Records about charts and figures:
-.-.-

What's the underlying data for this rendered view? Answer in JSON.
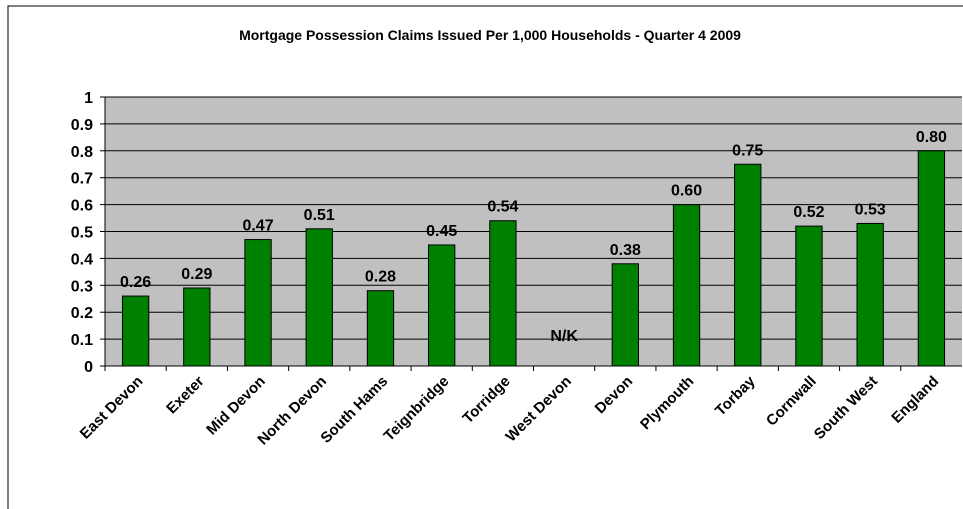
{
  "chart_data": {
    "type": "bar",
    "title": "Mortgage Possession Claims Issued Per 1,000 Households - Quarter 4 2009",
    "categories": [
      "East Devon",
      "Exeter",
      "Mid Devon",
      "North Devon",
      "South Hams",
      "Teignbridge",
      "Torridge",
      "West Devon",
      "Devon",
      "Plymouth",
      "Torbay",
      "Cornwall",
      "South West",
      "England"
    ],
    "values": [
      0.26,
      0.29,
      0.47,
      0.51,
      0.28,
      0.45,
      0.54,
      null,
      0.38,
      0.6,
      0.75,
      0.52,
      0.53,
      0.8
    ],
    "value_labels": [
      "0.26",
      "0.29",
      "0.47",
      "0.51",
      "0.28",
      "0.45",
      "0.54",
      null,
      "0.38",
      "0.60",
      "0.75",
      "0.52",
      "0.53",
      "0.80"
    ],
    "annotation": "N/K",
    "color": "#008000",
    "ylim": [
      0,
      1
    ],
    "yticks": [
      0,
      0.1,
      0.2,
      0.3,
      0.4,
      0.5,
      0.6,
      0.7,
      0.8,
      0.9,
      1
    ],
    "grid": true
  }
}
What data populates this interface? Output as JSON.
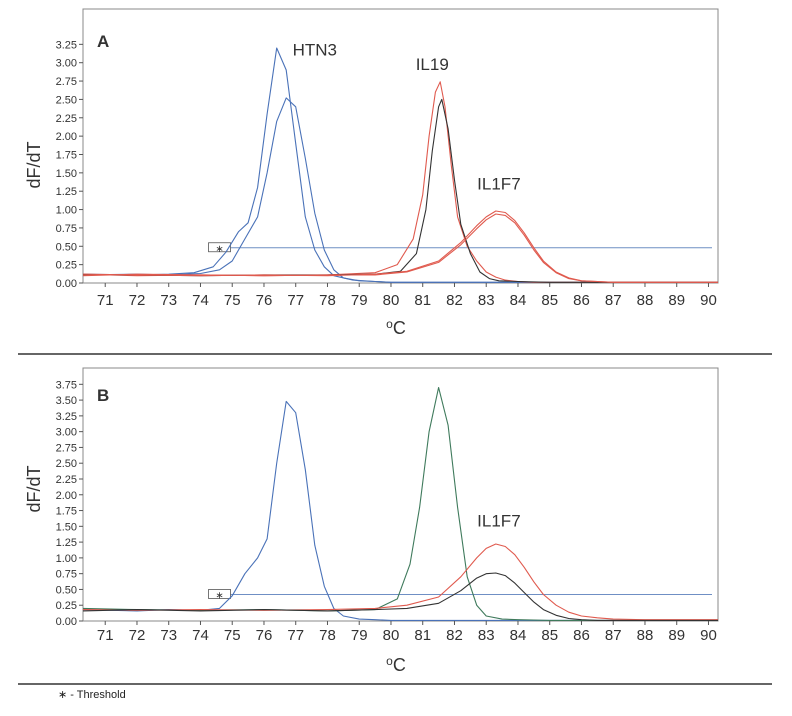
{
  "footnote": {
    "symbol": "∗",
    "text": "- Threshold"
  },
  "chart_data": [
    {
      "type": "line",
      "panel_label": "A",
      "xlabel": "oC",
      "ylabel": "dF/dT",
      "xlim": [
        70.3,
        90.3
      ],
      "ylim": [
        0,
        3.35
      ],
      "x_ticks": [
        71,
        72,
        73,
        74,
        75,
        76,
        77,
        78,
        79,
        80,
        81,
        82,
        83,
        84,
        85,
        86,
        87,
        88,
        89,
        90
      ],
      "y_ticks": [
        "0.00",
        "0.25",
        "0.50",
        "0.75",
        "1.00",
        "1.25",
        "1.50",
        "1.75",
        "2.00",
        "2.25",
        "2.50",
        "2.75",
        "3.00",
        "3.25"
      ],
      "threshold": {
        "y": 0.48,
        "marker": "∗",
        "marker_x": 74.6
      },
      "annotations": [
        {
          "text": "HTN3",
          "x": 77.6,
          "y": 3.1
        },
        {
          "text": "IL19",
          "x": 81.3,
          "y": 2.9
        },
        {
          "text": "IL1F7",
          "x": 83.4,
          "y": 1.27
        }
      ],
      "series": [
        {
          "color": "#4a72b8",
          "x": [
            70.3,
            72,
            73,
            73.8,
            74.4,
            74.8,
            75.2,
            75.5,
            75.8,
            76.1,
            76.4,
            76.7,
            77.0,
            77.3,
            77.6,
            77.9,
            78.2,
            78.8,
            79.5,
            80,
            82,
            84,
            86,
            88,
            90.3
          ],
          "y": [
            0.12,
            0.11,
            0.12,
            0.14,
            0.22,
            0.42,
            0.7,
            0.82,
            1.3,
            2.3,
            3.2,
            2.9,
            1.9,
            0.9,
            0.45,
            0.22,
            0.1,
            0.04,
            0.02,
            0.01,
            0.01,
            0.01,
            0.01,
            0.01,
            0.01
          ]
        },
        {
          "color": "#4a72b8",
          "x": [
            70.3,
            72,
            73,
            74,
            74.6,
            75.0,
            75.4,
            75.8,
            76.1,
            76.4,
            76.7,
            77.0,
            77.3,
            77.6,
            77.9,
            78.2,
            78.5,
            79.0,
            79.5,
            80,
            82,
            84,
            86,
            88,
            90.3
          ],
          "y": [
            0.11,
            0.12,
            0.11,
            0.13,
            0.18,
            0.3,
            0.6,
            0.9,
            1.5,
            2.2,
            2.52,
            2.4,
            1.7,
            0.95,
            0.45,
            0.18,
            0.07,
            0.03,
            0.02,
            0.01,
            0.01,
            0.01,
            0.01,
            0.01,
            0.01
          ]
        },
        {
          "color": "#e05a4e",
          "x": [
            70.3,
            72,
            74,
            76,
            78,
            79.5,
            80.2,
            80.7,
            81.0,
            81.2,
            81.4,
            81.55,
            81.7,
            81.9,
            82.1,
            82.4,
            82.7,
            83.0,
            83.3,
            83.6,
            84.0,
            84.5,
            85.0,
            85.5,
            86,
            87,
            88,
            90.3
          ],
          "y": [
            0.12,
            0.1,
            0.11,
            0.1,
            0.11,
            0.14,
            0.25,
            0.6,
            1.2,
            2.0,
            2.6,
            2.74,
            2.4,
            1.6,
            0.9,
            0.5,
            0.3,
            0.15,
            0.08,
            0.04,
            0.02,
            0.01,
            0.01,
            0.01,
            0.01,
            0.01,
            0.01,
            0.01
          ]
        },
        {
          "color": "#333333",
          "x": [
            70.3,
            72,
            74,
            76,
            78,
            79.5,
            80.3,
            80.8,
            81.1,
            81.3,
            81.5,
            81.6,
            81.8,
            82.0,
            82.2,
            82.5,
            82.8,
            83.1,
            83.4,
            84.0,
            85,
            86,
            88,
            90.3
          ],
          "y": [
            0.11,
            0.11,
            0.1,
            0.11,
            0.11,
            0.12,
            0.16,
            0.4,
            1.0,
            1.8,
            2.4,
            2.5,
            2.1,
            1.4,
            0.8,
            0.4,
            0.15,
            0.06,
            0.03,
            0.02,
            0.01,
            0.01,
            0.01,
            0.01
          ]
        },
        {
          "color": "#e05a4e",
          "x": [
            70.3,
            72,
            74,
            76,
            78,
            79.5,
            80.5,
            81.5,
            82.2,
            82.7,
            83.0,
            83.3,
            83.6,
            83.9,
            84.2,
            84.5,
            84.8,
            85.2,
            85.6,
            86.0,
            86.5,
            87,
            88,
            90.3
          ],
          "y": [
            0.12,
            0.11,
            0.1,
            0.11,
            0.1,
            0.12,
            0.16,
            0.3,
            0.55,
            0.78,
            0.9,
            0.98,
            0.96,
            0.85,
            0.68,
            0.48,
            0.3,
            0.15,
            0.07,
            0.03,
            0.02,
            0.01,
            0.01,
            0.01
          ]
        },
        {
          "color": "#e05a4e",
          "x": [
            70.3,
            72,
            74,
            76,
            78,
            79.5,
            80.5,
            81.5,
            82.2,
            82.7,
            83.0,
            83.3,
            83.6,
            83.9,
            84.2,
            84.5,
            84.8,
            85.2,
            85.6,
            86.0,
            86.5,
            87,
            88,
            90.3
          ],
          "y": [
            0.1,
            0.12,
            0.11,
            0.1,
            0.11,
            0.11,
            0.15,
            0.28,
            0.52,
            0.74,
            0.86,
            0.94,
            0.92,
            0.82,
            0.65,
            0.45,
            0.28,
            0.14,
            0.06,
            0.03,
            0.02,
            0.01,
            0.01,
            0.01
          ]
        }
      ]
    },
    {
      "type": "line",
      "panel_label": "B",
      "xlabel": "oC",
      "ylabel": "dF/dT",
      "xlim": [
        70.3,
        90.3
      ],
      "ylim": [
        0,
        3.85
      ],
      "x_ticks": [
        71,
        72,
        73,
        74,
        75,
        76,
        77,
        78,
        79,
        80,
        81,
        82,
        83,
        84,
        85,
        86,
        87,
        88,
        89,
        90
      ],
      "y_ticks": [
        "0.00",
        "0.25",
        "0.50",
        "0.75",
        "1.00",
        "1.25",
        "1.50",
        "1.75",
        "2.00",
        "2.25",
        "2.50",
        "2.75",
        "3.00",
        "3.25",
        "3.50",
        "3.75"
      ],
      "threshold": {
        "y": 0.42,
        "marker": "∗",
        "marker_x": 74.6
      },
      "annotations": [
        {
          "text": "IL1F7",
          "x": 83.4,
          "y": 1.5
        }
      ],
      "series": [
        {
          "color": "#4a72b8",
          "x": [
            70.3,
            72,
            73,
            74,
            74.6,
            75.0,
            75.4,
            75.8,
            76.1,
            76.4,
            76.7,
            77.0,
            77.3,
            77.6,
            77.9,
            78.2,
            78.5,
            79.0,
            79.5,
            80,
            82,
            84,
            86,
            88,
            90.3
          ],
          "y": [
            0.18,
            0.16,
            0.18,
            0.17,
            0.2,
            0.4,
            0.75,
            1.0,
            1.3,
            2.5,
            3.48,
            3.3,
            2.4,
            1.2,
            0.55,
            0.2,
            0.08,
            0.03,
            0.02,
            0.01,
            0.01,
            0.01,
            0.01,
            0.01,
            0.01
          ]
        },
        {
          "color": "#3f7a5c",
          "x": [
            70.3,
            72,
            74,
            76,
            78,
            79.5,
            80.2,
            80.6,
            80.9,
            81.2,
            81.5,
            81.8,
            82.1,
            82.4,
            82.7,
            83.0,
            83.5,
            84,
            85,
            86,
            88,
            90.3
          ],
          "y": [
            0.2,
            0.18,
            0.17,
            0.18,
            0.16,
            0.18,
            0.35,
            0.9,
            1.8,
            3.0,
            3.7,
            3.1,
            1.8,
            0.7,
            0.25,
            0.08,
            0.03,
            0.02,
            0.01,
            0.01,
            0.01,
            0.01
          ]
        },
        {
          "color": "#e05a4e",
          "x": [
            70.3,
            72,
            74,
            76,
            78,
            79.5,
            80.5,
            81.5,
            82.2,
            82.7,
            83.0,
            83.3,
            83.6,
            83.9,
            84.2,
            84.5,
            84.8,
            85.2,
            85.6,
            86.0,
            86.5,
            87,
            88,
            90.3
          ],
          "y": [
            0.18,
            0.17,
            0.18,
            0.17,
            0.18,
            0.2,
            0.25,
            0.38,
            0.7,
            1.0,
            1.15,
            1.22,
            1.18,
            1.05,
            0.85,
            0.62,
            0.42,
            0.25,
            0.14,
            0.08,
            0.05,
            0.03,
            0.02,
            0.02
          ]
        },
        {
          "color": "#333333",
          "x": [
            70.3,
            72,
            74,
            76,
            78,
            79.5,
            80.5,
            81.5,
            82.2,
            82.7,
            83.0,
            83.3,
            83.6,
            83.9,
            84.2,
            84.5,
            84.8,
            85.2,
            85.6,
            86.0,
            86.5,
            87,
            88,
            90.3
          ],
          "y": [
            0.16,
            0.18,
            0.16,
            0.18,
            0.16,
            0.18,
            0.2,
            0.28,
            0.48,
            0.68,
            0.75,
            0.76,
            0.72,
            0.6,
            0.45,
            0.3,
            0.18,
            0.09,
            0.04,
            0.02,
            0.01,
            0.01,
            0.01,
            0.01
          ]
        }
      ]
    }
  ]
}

-.-.-

REQUIREMENTS: Search the entries for the word "this" and pick out every line that holds it.

SOLUTION TO THE EXERCISE:
What's the underlying data for this rendered view? Answer in JSON.
What data populates this interface? Output as JSON.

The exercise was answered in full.